### WHAT YOU ARE ASKED TO DO
Take the listing and print it in full, exactly as given.

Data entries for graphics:

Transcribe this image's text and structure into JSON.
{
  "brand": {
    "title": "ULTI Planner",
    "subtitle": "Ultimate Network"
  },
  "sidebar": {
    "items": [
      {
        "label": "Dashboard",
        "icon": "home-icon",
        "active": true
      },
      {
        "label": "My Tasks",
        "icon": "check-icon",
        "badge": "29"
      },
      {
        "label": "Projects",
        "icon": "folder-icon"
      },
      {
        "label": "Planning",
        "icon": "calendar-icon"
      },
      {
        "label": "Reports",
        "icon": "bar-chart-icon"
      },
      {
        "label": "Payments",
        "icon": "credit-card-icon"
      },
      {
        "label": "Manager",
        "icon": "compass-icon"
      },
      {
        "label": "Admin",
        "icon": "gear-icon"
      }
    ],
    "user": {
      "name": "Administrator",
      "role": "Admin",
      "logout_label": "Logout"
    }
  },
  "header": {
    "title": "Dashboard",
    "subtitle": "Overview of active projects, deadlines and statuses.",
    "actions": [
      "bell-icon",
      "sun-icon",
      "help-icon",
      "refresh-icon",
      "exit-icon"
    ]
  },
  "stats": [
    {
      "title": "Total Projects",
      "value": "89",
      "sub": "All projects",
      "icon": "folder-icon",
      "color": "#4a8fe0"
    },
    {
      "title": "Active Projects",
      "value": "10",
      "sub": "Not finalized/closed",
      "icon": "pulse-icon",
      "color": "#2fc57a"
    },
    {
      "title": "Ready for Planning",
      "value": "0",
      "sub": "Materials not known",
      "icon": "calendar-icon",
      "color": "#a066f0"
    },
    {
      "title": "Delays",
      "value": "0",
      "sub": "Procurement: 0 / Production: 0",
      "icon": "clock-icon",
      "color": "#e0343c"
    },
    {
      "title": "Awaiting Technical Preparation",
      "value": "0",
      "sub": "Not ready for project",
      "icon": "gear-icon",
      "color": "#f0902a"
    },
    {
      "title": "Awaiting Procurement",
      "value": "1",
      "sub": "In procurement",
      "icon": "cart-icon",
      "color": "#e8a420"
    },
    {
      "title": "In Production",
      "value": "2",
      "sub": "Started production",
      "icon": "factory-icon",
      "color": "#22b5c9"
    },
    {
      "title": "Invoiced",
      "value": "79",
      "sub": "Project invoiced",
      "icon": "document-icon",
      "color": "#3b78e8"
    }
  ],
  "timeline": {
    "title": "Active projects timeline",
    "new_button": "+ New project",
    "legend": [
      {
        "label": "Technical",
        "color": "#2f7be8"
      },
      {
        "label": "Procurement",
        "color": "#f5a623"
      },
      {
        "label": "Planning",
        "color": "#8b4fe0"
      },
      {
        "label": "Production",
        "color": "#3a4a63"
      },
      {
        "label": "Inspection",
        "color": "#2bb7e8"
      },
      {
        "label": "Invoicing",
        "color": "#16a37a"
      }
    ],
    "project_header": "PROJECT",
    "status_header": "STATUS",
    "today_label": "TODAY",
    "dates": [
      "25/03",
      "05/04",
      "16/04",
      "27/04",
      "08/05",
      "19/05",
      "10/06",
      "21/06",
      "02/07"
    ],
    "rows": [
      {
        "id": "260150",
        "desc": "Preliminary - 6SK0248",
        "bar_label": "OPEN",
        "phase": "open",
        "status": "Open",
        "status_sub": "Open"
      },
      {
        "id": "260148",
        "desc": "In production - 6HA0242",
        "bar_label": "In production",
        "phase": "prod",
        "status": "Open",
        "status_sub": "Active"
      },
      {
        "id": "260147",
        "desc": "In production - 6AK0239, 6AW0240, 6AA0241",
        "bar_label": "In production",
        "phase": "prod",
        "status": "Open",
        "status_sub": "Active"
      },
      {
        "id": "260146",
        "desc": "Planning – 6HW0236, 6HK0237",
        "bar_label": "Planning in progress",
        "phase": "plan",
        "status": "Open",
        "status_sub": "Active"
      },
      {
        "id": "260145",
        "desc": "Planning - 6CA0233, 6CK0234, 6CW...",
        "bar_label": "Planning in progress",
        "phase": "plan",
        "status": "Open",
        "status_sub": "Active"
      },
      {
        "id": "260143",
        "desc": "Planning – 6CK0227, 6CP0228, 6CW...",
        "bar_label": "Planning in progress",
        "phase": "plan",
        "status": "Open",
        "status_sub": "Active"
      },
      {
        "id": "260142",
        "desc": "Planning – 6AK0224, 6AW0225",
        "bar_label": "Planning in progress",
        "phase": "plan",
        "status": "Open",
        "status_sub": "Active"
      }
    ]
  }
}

### CORRECT ANSWER
Transcribe this image's text and structure into JSON.
{
  "brand": {
    "title": "ULTI Planner",
    "subtitle": "Ultimate Network"
  },
  "sidebar": {
    "items": [
      {
        "label": "Dashboard",
        "icon": "home-icon",
        "active": true
      },
      {
        "label": "My Tasks",
        "icon": "check-icon",
        "badge": "29"
      },
      {
        "label": "Projects",
        "icon": "folder-icon"
      },
      {
        "label": "Planning",
        "icon": "calendar-icon"
      },
      {
        "label": "Reports",
        "icon": "bar-chart-icon"
      },
      {
        "label": "Payments",
        "icon": "credit-card-icon"
      },
      {
        "label": "Manager",
        "icon": "compass-icon"
      },
      {
        "label": "Admin",
        "icon": "gear-icon"
      }
    ],
    "user": {
      "name": "Administrator",
      "role": "Admin",
      "logout_label": "Logout"
    }
  },
  "header": {
    "title": "Dashboard",
    "subtitle": "Overview of active projects, deadlines and statuses.",
    "actions": [
      "bell-icon",
      "sun-icon",
      "help-icon",
      "refresh-icon",
      "exit-icon"
    ]
  },
  "stats": [
    {
      "title": "Total Projects",
      "value": "89",
      "sub": "All projects",
      "icon": "folder-icon",
      "color": "#4a8fe0"
    },
    {
      "title": "Active Projects",
      "value": "10",
      "sub": "Not finalized/closed",
      "icon": "pulse-icon",
      "color": "#2fc57a"
    },
    {
      "title": "Ready for Planning",
      "value": "0",
      "sub": "Materials not known",
      "icon": "calendar-icon",
      "color": "#a066f0"
    },
    {
      "title": "Delays",
      "value": "0",
      "sub": "Procurement: 0 / Production: 0",
      "icon": "clock-icon",
      "color": "#e0343c"
    },
    {
      "title": "Awaiting Technical Preparation",
      "value": "0",
      "sub": "Not ready for project",
      "icon": "gear-icon",
      "color": "#f0902a"
    },
    {
      "title": "Awaiting Procurement",
      "value": "1",
      "sub": "In procurement",
      "icon": "cart-icon",
      "color": "#e8a420"
    },
    {
      "title": "In Production",
      "value": "2",
      "sub": "Started production",
      "icon": "factory-icon",
      "color": "#22b5c9"
    },
    {
      "title": "Invoiced",
      "value": "79",
      "sub": "Project invoiced",
      "icon": "document-icon",
      "color": "#3b78e8"
    }
  ],
  "timeline": {
    "title": "Active projects timeline",
    "new_button": "+ New project",
    "legend": [
      {
        "label": "Technical",
        "color": "#2f7be8"
      },
      {
        "label": "Procurement",
        "color": "#f5a623"
      },
      {
        "label": "Planning",
        "color": "#8b4fe0"
      },
      {
        "label": "Production",
        "color": "#3a4a63"
      },
      {
        "label": "Inspection",
        "color": "#2bb7e8"
      },
      {
        "label": "Invoicing",
        "color": "#16a37a"
      }
    ],
    "project_header": "PROJECT",
    "status_header": "STATUS",
    "today_label": "TODAY",
    "dates": [
      "25/03",
      "05/04",
      "16/04",
      "27/04",
      "08/05",
      "19/05",
      "10/06",
      "21/06",
      "02/07"
    ],
    "rows": [
      {
        "id": "260150",
        "desc": "Preliminary - 6SK0248",
        "bar_label": "OPEN",
        "phase": "open",
        "status": "Open",
        "status_sub": "Open"
      },
      {
        "id": "260148",
        "desc": "In production - 6HA0242",
        "bar_label": "In production",
        "phase": "prod",
        "status": "Open",
        "status_sub": "Active"
      },
      {
        "id": "260147",
        "desc": "In production - 6AK0239, 6AW0240, 6AA0241",
        "bar_label": "In production",
        "phase": "prod",
        "status": "Open",
        "status_sub": "Active"
      },
      {
        "id": "260146",
        "desc": "Planning – 6HW0236, 6HK0237",
        "bar_label": "Planning in progress",
        "phase": "plan",
        "status": "Open",
        "status_sub": "Active"
      },
      {
        "id": "260145",
        "desc": "Planning - 6CA0233, 6CK0234, 6CW...",
        "bar_label": "Planning in progress",
        "phase": "plan",
        "status": "Open",
        "status_sub": "Active"
      },
      {
        "id": "260143",
        "desc": "Planning – 6CK0227, 6CP0228, 6CW...",
        "bar_label": "Planning in progress",
        "phase": "plan",
        "status": "Open",
        "status_sub": "Active"
      },
      {
        "id": "260142",
        "desc": "Planning – 6AK0224, 6AW0225",
        "bar_label": "Planning in progress",
        "phase": "plan",
        "status": "Open",
        "status_sub": "Active"
      }
    ]
  }
}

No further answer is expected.